Transcribe all of the material below word for word and leave out its pictures.
/---
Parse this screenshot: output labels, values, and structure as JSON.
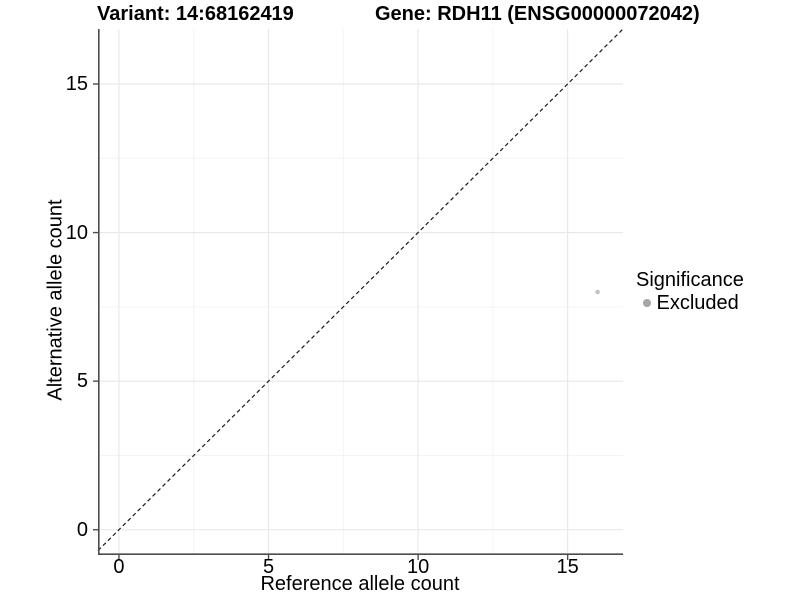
{
  "chart_data": {
    "type": "scatter",
    "title_left": "Variant: 14:68162419",
    "title_right": "Gene: RDH11 (ENSG00000072042)",
    "xlabel": "Reference allele count",
    "ylabel": "Alternative allele count",
    "xlim": [
      -0.7,
      16.85
    ],
    "ylim": [
      -0.85,
      16.85
    ],
    "x_ticks": [
      0,
      5,
      10,
      15
    ],
    "y_ticks": [
      0,
      5,
      10,
      15
    ],
    "x_minor_ticks": [
      2.5,
      7.5,
      12.5
    ],
    "y_minor_ticks": [
      2.5,
      7.5,
      12.5
    ],
    "grid": "white background, light gray major and minor gridlines",
    "series": [
      {
        "name": "Excluded",
        "color": "#c2c2c2",
        "point_radius": 2.3,
        "points": [
          {
            "x": 16,
            "y": 8
          }
        ]
      }
    ],
    "reference_line": {
      "label": "identity line y = x",
      "slope": 1,
      "intercept": 0,
      "style": "dashed",
      "color": "#1a1a1a"
    },
    "legend": {
      "title": "Significance",
      "position": "right",
      "entries": [
        {
          "label": "Excluded",
          "color": "#a6a6a6",
          "marker": "circle"
        }
      ]
    },
    "colors": {
      "major_grid": "#e7e7e7",
      "minor_grid": "#f4f4f4",
      "axis_line": "#4d4d4d",
      "tick_mark": "#4d4d4d",
      "background": "#ffffff"
    }
  }
}
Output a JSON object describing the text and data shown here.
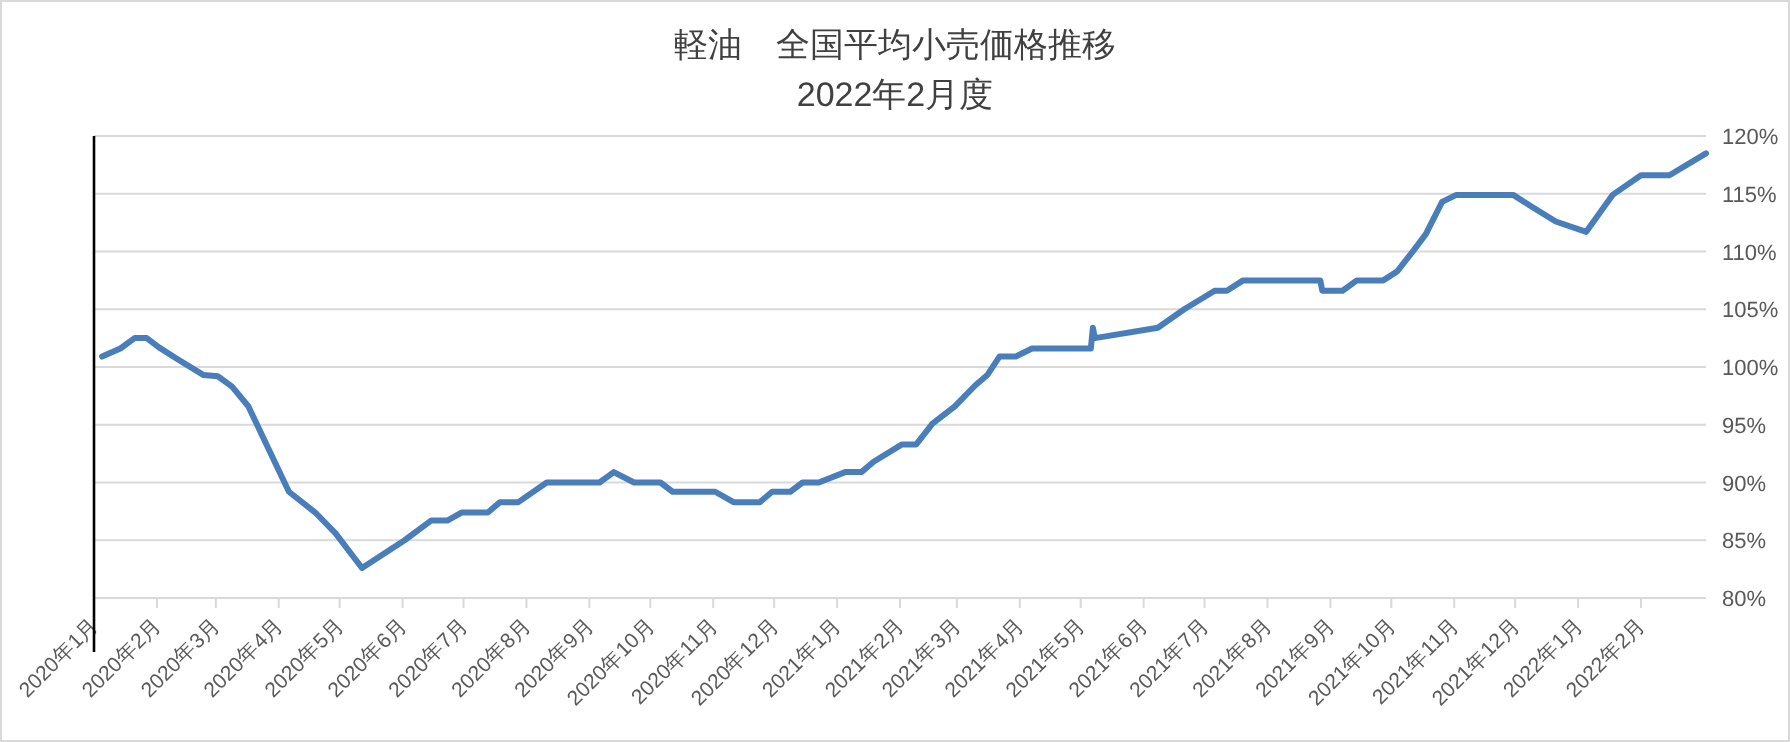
{
  "chart_data": {
    "type": "line",
    "title": "軽油　全国平均小売価格推移",
    "subtitle": "2022年2月度",
    "color": "#4a7ebb",
    "grid": "y",
    "xlim": [
      "2020-01-01",
      "2022-03-05"
    ],
    "xticks": [
      {
        "value": "2020-01",
        "label": "2020年1月"
      },
      {
        "value": "2020-02",
        "label": "2020年2月"
      },
      {
        "value": "2020-03",
        "label": "2020年3月"
      },
      {
        "value": "2020-04",
        "label": "2020年4月"
      },
      {
        "value": "2020-05",
        "label": "2020年5月"
      },
      {
        "value": "2020-06",
        "label": "2020年6月"
      },
      {
        "value": "2020-07",
        "label": "2020年7月"
      },
      {
        "value": "2020-08",
        "label": "2020年8月"
      },
      {
        "value": "2020-09",
        "label": "2020年9月"
      },
      {
        "value": "2020-10",
        "label": "2020年10月"
      },
      {
        "value": "2020-11",
        "label": "2020年11月"
      },
      {
        "value": "2020-12",
        "label": "2020年12月"
      },
      {
        "value": "2021-01",
        "label": "2021年1月"
      },
      {
        "value": "2021-02",
        "label": "2021年2月"
      },
      {
        "value": "2021-03",
        "label": "2021年3月"
      },
      {
        "value": "2021-04",
        "label": "2021年4月"
      },
      {
        "value": "2021-05",
        "label": "2021年5月"
      },
      {
        "value": "2021-06",
        "label": "2021年6月"
      },
      {
        "value": "2021-07",
        "label": "2021年7月"
      },
      {
        "value": "2021-08",
        "label": "2021年8月"
      },
      {
        "value": "2021-09",
        "label": "2021年9月"
      },
      {
        "value": "2021-10",
        "label": "2021年10月"
      },
      {
        "value": "2021-11",
        "label": "2021年11月"
      },
      {
        "value": "2021-12",
        "label": "2021年12月"
      },
      {
        "value": "2022-01",
        "label": "2022年1月"
      },
      {
        "value": "2022-02",
        "label": "2022年2月"
      }
    ],
    "ylim": [
      80,
      120
    ],
    "yticks": [
      {
        "value": 80,
        "label": "80%"
      },
      {
        "value": 85,
        "label": "85%"
      },
      {
        "value": 90,
        "label": "90%"
      },
      {
        "value": 95,
        "label": "95%"
      },
      {
        "value": 100,
        "label": "100%"
      },
      {
        "value": 105,
        "label": "105%"
      },
      {
        "value": 110,
        "label": "110%"
      },
      {
        "value": 115,
        "label": "115%"
      },
      {
        "value": 120,
        "label": "120%"
      }
    ],
    "x": [
      "2020-01-05",
      "2020-01-14",
      "2020-01-21",
      "2020-01-27",
      "2020-02-02",
      "2020-02-11",
      "2020-02-24",
      "2020-03-02",
      "2020-03-09",
      "2020-03-17",
      "2020-04-06",
      "2020-04-19",
      "2020-04-29",
      "2020-05-12",
      "2020-06-02",
      "2020-06-15",
      "2020-06-23",
      "2020-06-30",
      "2020-07-13",
      "2020-07-19",
      "2020-07-28",
      "2020-08-11",
      "2020-09-06",
      "2020-09-13",
      "2020-09-23",
      "2020-10-06",
      "2020-10-12",
      "2020-11-02",
      "2020-11-11",
      "2020-11-24",
      "2020-11-30",
      "2020-12-09",
      "2020-12-15",
      "2020-12-23",
      "2021-01-05",
      "2021-01-13",
      "2021-01-19",
      "2021-02-02",
      "2021-02-09",
      "2021-02-17",
      "2021-02-28",
      "2021-03-10",
      "2021-03-16",
      "2021-03-22",
      "2021-03-30",
      "2021-04-07",
      "2021-05-06",
      "2021-05-07",
      "2021-05-08",
      "2021-06-08",
      "2021-06-21",
      "2021-07-06",
      "2021-07-12",
      "2021-07-20",
      "2021-08-27",
      "2021-08-28",
      "2021-09-07",
      "2021-09-14",
      "2021-09-27",
      "2021-10-04",
      "2021-10-12",
      "2021-10-18",
      "2021-10-26",
      "2021-11-02",
      "2021-11-30",
      "2021-12-09",
      "2021-12-21",
      "2022-01-05",
      "2022-01-18",
      "2022-02-01",
      "2022-02-15",
      "2022-03-05"
    ],
    "values": [
      100.9,
      101.6,
      102.5,
      102.5,
      101.7,
      100.7,
      99.3,
      99.2,
      98.3,
      96.6,
      89.2,
      87.4,
      85.6,
      82.6,
      85.0,
      86.7,
      86.7,
      87.4,
      87.4,
      88.3,
      88.3,
      90.0,
      90.0,
      90.9,
      90.0,
      90.0,
      89.2,
      89.2,
      88.3,
      88.3,
      89.2,
      89.2,
      90.0,
      90.0,
      90.9,
      90.9,
      91.8,
      93.3,
      93.3,
      95.1,
      96.6,
      98.4,
      99.3,
      100.9,
      100.9,
      101.6,
      101.6,
      103.4,
      102.5,
      103.4,
      105.0,
      106.6,
      106.6,
      107.5,
      107.5,
      106.6,
      106.6,
      107.5,
      107.5,
      108.3,
      110.1,
      111.5,
      114.3,
      114.9,
      114.9,
      113.9,
      112.6,
      111.7,
      114.9,
      116.6,
      116.6,
      118.5
    ]
  }
}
\---
**Written solution:**
Parse this screenshot: output labels, values, and structure as JSON.
{
  "chart_data": {
    "type": "scatter",
    "title_left": "Variant: 14:68162419",
    "title_right": "Gene: RDH11 (ENSG00000072042)",
    "xlabel": "Reference allele count",
    "ylabel": "Alternative allele count",
    "xlim": [
      -0.7,
      16.85
    ],
    "ylim": [
      -0.85,
      16.85
    ],
    "x_ticks": [
      0,
      5,
      10,
      15
    ],
    "y_ticks": [
      0,
      5,
      10,
      15
    ],
    "x_minor_ticks": [
      2.5,
      7.5,
      12.5
    ],
    "y_minor_ticks": [
      2.5,
      7.5,
      12.5
    ],
    "grid": "white background, light gray major and minor gridlines",
    "series": [
      {
        "name": "Excluded",
        "color": "#c2c2c2",
        "point_radius": 2.3,
        "points": [
          {
            "x": 16,
            "y": 8
          }
        ]
      }
    ],
    "reference_line": {
      "label": "identity line y = x",
      "slope": 1,
      "intercept": 0,
      "style": "dashed",
      "color": "#1a1a1a"
    },
    "legend": {
      "title": "Significance",
      "position": "right",
      "entries": [
        {
          "label": "Excluded",
          "color": "#a6a6a6",
          "marker": "circle"
        }
      ]
    },
    "colors": {
      "major_grid": "#e7e7e7",
      "minor_grid": "#f4f4f4",
      "axis_line": "#4d4d4d",
      "tick_mark": "#4d4d4d",
      "background": "#ffffff"
    }
  }
}
Output a JSON object describing the text and data shown here.
{
  "chart_data": {
    "type": "line",
    "title": "軽油　全国平均小売価格推移",
    "subtitle": "2022年2月度",
    "color": "#4a7ebb",
    "grid": "y",
    "xlim": [
      "2020-01-01",
      "2022-03-05"
    ],
    "xticks": [
      {
        "value": "2020-01",
        "label": "2020年1月"
      },
      {
        "value": "2020-02",
        "label": "2020年2月"
      },
      {
        "value": "2020-03",
        "label": "2020年3月"
      },
      {
        "value": "2020-04",
        "label": "2020年4月"
      },
      {
        "value": "2020-05",
        "label": "2020年5月"
      },
      {
        "value": "2020-06",
        "label": "2020年6月"
      },
      {
        "value": "2020-07",
        "label": "2020年7月"
      },
      {
        "value": "2020-08",
        "label": "2020年8月"
      },
      {
        "value": "2020-09",
        "label": "2020年9月"
      },
      {
        "value": "2020-10",
        "label": "2020年10月"
      },
      {
        "value": "2020-11",
        "label": "2020年11月"
      },
      {
        "value": "2020-12",
        "label": "2020年12月"
      },
      {
        "value": "2021-01",
        "label": "2021年1月"
      },
      {
        "value": "2021-02",
        "label": "2021年2月"
      },
      {
        "value": "2021-03",
        "label": "2021年3月"
      },
      {
        "value": "2021-04",
        "label": "2021年4月"
      },
      {
        "value": "2021-05",
        "label": "2021年5月"
      },
      {
        "value": "2021-06",
        "label": "2021年6月"
      },
      {
        "value": "2021-07",
        "label": "2021年7月"
      },
      {
        "value": "2021-08",
        "label": "2021年8月"
      },
      {
        "value": "2021-09",
        "label": "2021年9月"
      },
      {
        "value": "2021-10",
        "label": "2021年10月"
      },
      {
        "value": "2021-11",
        "label": "2021年11月"
      },
      {
        "value": "2021-12",
        "label": "2021年12月"
      },
      {
        "value": "2022-01",
        "label": "2022年1月"
      },
      {
        "value": "2022-02",
        "label": "2022年2月"
      }
    ],
    "ylim": [
      80,
      120
    ],
    "yticks": [
      {
        "value": 80,
        "label": "80%"
      },
      {
        "value": 85,
        "label": "85%"
      },
      {
        "value": 90,
        "label": "90%"
      },
      {
        "value": 95,
        "label": "95%"
      },
      {
        "value": 100,
        "label": "100%"
      },
      {
        "value": 105,
        "label": "105%"
      },
      {
        "value": 110,
        "label": "110%"
      },
      {
        "value": 115,
        "label": "115%"
      },
      {
        "value": 120,
        "label": "120%"
      }
    ],
    "x": [
      "2020-01-05",
      "2020-01-14",
      "2020-01-21",
      "2020-01-27",
      "2020-02-02",
      "2020-02-11",
      "2020-02-24",
      "2020-03-02",
      "2020-03-09",
      "2020-03-17",
      "2020-04-06",
      "2020-04-19",
      "2020-04-29",
      "2020-05-12",
      "2020-06-02",
      "2020-06-15",
      "2020-06-23",
      "2020-06-30",
      "2020-07-13",
      "2020-07-19",
      "2020-07-28",
      "2020-08-11",
      "2020-09-06",
      "2020-09-13",
      "2020-09-23",
      "2020-10-06",
      "2020-10-12",
      "2020-11-02",
      "2020-11-11",
      "2020-11-24",
      "2020-11-30",
      "2020-12-09",
      "2020-12-15",
      "2020-12-23",
      "2021-01-05",
      "2021-01-13",
      "2021-01-19",
      "2021-02-02",
      "2021-02-09",
      "2021-02-17",
      "2021-02-28",
      "2021-03-10",
      "2021-03-16",
      "2021-03-22",
      "2021-03-30",
      "2021-04-07",
      "2021-05-06",
      "2021-05-07",
      "2021-05-08",
      "2021-06-08",
      "2021-06-21",
      "2021-07-06",
      "2021-07-12",
      "2021-07-20",
      "2021-08-27",
      "2021-08-28",
      "2021-09-07",
      "2021-09-14",
      "2021-09-27",
      "2021-10-04",
      "2021-10-12",
      "2021-10-18",
      "2021-10-26",
      "2021-11-02",
      "2021-11-30",
      "2021-12-09",
      "2021-12-21",
      "2022-01-05",
      "2022-01-18",
      "2022-02-01",
      "2022-02-15",
      "2022-03-05"
    ],
    "values": [
      100.9,
      101.6,
      102.5,
      102.5,
      101.7,
      100.7,
      99.3,
      99.2,
      98.3,
      96.6,
      89.2,
      87.4,
      85.6,
      82.6,
      85.0,
      86.7,
      86.7,
      87.4,
      87.4,
      88.3,
      88.3,
      90.0,
      90.0,
      90.9,
      90.0,
      90.0,
      89.2,
      89.2,
      88.3,
      88.3,
      89.2,
      89.2,
      90.0,
      90.0,
      90.9,
      90.9,
      91.8,
      93.3,
      93.3,
      95.1,
      96.6,
      98.4,
      99.3,
      100.9,
      100.9,
      101.6,
      101.6,
      103.4,
      102.5,
      103.4,
      105.0,
      106.6,
      106.6,
      107.5,
      107.5,
      106.6,
      106.6,
      107.5,
      107.5,
      108.3,
      110.1,
      111.5,
      114.3,
      114.9,
      114.9,
      113.9,
      112.6,
      111.7,
      114.9,
      116.6,
      116.6,
      118.5
    ]
  }
}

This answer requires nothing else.